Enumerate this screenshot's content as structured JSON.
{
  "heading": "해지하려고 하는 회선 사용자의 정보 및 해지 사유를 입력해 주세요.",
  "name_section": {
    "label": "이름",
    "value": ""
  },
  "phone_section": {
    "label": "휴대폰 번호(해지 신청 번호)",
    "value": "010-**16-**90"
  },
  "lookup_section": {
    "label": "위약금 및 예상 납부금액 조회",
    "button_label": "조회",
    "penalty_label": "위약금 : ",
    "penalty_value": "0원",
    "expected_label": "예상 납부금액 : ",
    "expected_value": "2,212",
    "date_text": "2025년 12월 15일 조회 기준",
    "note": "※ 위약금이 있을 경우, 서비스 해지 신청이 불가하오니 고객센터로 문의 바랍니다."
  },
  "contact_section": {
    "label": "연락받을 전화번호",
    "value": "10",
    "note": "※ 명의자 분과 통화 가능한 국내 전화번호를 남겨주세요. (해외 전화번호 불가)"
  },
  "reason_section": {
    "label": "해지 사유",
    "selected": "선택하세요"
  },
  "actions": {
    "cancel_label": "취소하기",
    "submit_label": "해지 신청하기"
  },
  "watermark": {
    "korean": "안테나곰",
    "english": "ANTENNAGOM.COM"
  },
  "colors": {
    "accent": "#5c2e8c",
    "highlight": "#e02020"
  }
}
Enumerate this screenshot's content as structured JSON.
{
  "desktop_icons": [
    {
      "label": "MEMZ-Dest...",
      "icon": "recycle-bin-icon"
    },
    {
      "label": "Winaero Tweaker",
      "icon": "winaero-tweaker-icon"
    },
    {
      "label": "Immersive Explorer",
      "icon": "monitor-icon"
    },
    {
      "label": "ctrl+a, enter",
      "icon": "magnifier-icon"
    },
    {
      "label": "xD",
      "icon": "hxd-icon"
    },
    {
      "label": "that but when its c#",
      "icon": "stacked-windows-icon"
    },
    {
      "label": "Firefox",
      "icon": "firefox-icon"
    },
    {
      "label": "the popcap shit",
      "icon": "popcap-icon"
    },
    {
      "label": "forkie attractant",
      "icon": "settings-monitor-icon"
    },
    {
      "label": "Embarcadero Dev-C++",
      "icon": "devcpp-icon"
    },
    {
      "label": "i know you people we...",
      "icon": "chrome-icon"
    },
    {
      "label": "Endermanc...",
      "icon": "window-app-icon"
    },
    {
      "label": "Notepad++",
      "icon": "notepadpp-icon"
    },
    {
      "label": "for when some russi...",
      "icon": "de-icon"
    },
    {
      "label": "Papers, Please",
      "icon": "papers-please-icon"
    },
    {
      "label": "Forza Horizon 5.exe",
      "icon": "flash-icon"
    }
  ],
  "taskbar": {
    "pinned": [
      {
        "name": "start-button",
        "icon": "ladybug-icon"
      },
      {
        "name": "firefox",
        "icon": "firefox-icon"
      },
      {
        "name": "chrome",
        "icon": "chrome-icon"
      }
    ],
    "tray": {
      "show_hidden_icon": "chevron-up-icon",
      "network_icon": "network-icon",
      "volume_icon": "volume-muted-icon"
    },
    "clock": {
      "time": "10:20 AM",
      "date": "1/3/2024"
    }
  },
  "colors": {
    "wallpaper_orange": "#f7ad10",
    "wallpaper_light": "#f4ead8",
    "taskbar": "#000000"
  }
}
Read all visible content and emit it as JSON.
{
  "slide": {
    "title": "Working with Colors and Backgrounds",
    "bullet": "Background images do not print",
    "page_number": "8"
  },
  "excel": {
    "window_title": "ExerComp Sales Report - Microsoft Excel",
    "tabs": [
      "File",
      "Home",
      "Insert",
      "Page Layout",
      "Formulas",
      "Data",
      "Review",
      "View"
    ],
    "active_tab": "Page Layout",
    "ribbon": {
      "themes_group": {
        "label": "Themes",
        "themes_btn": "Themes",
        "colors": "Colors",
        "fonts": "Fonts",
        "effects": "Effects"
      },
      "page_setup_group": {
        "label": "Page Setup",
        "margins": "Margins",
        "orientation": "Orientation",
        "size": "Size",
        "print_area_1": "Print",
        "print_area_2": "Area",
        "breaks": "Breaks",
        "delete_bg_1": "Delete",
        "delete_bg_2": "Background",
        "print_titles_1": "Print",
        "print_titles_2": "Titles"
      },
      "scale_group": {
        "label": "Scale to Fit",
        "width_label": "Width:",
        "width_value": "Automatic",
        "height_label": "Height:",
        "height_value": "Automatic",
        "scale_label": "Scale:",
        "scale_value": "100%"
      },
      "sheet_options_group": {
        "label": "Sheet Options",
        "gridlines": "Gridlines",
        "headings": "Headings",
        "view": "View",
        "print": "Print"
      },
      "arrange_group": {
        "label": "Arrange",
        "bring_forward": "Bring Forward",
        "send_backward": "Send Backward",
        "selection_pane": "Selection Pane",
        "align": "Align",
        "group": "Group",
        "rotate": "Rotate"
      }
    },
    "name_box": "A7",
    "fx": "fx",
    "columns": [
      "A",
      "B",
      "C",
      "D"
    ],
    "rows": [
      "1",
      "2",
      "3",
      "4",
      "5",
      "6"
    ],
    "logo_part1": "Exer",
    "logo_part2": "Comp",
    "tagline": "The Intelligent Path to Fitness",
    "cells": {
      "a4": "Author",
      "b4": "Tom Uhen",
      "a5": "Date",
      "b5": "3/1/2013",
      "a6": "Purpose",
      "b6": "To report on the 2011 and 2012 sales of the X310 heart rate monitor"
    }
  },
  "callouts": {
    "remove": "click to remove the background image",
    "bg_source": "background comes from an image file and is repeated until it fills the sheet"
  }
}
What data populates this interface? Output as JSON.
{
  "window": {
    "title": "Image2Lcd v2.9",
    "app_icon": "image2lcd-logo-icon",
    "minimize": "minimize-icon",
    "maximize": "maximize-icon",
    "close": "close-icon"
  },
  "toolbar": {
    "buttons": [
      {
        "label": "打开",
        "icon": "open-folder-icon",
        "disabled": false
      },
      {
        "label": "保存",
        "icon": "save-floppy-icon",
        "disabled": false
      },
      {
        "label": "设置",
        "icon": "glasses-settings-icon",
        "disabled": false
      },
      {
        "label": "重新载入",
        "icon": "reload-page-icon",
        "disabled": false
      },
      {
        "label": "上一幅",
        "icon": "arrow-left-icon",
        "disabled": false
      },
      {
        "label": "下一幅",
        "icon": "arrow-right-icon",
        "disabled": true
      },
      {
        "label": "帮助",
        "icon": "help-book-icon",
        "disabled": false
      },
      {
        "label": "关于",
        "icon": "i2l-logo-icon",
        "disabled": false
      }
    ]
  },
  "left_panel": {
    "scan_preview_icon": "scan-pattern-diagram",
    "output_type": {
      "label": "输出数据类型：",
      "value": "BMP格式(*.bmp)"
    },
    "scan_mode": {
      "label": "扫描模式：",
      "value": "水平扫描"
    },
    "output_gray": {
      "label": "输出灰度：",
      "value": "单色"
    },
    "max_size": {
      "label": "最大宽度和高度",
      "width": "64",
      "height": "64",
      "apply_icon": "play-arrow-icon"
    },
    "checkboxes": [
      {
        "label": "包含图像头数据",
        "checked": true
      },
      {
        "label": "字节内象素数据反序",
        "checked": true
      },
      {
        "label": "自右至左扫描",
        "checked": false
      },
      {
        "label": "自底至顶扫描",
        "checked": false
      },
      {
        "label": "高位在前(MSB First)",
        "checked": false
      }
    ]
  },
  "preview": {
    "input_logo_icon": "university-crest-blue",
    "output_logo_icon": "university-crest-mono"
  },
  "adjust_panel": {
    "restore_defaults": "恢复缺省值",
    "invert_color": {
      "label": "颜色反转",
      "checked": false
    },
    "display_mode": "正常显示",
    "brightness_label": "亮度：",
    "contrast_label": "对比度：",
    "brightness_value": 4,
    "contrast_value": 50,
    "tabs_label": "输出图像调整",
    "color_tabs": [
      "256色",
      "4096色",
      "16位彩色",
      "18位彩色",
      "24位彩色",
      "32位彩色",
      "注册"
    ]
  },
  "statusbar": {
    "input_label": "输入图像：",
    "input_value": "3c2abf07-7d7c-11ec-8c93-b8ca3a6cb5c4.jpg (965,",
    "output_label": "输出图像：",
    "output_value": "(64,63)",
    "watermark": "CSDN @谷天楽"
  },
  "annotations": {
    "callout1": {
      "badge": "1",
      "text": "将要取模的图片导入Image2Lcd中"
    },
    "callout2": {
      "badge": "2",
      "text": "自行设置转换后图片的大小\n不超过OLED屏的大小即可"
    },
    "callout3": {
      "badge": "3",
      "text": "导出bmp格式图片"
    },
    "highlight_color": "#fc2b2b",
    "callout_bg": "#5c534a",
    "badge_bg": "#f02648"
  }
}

▶ PROBLEM
Each line that holds the word "전화번호" is to be copied.

▶ CORRECT RESPONSE
    "label": "연락받을 전화번호",
    "note": "※ 명의자 분과 통화 가능한 국내 전화번호를 남겨주세요. (해외 전화번호 불가)"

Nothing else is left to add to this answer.